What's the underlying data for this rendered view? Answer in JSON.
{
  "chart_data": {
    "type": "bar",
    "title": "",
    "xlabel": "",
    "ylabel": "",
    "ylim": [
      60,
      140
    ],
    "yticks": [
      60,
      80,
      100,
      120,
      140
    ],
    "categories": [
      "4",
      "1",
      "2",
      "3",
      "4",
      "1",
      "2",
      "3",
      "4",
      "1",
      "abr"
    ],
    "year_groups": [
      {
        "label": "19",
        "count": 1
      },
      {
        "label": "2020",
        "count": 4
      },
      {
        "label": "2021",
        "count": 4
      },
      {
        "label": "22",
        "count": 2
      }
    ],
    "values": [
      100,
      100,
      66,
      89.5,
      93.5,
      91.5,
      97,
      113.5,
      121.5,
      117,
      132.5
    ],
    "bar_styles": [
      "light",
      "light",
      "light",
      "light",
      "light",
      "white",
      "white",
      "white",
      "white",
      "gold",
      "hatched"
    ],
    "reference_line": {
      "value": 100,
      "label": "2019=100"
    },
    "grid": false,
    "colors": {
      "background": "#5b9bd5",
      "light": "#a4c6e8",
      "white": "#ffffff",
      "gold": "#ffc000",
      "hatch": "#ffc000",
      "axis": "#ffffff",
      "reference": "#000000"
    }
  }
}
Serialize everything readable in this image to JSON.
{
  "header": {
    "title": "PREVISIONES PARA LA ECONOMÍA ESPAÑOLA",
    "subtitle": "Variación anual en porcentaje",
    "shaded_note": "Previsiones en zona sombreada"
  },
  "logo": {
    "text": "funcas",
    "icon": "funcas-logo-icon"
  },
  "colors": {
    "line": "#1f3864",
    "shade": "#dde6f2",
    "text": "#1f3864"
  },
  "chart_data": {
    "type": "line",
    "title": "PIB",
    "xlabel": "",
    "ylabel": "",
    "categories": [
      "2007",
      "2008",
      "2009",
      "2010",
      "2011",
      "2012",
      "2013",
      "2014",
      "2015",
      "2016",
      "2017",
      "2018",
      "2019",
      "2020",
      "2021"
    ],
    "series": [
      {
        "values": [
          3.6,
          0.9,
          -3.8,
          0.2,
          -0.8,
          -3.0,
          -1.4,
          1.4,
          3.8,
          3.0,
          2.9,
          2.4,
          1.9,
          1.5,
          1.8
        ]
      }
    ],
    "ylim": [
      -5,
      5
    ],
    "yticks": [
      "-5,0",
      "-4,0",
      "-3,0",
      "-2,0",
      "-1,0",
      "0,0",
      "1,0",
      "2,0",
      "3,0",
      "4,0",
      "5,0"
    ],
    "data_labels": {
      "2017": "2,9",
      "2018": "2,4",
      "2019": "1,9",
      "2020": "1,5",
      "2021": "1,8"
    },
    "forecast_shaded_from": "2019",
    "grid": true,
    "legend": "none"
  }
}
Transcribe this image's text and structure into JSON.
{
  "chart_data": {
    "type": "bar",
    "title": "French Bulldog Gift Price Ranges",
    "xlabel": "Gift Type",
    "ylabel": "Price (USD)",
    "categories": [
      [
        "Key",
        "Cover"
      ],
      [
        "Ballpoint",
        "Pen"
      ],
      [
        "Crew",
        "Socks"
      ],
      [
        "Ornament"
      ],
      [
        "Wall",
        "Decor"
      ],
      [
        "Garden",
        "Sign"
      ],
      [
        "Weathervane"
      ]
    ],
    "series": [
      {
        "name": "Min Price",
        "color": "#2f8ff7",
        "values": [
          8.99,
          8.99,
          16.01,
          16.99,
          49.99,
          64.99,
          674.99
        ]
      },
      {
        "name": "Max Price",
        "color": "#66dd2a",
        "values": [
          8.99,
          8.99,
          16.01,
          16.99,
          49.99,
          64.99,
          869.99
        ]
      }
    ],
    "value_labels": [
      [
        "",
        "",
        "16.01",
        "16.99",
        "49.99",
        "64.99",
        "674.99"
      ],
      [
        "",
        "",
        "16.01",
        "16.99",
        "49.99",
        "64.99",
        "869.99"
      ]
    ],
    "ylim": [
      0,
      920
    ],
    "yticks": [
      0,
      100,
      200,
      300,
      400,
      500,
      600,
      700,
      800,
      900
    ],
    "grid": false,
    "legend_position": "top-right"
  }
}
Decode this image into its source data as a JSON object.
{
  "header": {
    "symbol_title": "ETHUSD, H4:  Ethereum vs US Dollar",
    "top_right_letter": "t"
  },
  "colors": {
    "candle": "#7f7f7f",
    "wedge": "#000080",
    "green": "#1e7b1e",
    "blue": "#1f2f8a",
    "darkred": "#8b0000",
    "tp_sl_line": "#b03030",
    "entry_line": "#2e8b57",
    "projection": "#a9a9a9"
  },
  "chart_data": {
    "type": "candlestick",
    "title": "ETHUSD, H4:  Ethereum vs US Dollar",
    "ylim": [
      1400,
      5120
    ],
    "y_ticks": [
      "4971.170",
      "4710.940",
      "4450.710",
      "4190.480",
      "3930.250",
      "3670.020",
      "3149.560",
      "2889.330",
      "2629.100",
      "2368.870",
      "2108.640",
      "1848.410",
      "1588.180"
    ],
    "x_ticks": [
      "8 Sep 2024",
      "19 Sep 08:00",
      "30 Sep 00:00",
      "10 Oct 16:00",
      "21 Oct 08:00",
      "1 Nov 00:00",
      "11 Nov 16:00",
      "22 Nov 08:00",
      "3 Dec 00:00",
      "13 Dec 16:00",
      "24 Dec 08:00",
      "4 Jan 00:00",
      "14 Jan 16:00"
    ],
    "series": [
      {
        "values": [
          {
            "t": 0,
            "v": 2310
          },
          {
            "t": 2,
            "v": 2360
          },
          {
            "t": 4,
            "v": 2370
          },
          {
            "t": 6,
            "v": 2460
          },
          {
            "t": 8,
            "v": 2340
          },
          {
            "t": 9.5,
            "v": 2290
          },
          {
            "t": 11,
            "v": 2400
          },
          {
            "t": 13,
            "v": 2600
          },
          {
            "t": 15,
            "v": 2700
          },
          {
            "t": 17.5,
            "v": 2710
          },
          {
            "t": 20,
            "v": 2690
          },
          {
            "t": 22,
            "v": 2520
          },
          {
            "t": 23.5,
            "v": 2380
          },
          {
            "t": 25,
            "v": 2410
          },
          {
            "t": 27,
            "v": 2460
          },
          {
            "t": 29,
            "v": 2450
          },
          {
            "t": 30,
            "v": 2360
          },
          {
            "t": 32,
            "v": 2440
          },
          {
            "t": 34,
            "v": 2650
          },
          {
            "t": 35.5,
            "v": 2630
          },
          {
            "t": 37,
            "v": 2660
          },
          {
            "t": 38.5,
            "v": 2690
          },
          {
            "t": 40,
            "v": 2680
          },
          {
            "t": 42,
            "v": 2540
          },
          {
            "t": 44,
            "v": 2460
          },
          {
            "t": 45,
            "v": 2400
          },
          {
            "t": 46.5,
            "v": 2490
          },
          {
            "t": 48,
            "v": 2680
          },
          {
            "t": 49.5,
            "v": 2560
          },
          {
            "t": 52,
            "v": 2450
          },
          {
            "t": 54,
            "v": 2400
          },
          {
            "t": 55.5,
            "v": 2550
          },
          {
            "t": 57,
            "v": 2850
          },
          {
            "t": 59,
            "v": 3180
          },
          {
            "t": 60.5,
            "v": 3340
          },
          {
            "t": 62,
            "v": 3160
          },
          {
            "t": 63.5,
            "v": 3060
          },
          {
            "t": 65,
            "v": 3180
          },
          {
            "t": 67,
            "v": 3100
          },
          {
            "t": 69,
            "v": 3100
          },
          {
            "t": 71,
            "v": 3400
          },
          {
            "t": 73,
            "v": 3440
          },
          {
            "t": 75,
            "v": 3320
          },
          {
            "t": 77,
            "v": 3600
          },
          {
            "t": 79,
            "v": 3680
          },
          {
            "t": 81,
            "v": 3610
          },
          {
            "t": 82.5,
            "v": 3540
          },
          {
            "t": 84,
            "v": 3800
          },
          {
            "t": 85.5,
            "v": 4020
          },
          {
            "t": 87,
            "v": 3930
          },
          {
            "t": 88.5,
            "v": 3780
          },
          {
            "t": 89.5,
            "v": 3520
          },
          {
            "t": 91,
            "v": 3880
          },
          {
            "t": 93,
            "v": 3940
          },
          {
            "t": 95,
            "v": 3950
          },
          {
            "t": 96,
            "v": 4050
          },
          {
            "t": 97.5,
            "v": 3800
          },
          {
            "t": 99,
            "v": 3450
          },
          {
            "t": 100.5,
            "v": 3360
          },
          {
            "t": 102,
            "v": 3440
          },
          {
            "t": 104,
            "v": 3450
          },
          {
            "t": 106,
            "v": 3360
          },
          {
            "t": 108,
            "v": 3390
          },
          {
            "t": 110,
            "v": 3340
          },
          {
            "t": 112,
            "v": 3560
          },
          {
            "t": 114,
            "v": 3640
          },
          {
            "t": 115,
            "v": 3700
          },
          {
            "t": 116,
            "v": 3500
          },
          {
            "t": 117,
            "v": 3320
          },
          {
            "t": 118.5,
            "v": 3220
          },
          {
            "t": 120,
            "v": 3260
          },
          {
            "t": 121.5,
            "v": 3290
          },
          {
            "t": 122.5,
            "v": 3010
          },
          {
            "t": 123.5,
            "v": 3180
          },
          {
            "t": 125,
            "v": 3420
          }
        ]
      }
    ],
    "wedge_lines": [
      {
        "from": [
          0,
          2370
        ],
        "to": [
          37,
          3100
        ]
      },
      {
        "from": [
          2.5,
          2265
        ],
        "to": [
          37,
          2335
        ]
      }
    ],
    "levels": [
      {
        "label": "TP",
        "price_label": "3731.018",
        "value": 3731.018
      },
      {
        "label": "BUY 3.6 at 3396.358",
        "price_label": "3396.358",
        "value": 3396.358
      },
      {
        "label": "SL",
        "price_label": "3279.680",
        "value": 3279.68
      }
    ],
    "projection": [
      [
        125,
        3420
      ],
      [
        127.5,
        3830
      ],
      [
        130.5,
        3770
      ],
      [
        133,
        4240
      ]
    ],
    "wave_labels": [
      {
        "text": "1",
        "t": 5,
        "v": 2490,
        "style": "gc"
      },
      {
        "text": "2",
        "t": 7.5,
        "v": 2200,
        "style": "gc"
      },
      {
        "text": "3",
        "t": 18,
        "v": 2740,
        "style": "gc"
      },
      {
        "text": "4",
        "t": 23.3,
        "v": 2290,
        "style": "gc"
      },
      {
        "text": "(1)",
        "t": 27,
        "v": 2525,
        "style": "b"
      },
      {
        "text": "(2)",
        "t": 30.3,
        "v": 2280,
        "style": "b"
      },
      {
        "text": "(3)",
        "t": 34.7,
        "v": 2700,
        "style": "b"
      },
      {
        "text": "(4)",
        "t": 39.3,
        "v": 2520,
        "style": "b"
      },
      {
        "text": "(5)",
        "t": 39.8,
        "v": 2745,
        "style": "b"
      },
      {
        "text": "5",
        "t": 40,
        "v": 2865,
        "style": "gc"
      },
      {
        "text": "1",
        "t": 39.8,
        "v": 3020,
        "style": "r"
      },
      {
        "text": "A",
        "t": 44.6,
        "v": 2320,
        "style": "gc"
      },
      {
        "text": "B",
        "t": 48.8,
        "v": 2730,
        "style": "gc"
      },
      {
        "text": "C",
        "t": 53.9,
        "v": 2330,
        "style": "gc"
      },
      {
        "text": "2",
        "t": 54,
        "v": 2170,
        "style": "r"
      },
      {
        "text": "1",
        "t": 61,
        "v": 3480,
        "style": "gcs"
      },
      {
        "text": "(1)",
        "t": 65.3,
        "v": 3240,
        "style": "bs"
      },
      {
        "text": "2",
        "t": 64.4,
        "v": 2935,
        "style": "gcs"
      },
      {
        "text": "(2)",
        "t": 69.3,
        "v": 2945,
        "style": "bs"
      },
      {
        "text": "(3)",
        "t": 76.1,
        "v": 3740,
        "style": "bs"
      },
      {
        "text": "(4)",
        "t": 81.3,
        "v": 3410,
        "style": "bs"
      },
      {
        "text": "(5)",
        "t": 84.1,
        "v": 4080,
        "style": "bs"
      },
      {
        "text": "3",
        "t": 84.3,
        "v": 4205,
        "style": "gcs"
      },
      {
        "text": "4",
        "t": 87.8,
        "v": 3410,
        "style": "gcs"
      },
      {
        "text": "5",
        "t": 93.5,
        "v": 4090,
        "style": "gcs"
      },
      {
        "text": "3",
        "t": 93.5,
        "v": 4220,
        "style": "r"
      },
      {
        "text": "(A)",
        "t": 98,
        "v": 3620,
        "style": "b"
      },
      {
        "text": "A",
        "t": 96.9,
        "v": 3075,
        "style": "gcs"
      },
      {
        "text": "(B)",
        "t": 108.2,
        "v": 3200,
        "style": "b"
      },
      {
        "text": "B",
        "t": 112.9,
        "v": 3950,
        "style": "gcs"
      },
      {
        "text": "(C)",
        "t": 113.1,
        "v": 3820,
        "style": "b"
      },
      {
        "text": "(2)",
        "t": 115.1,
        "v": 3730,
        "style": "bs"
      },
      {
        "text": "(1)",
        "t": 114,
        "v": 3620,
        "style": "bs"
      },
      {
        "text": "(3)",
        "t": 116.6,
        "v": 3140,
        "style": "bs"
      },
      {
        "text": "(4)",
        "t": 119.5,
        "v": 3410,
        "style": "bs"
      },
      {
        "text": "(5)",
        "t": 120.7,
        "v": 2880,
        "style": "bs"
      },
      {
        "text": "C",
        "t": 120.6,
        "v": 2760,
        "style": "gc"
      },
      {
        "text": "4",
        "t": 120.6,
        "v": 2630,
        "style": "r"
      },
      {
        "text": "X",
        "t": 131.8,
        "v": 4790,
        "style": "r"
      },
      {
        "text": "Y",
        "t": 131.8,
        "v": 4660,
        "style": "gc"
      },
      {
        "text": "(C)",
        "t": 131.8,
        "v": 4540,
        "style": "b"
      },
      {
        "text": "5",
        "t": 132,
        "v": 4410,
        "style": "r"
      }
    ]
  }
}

------

Stated task → Show all lines from the listing above in which "image" appears.

Written response →
Serialize everything readable in this image to JSON.
Transcribe this image's text and structure into JSON.
Decode this image into its source data as a JSON object.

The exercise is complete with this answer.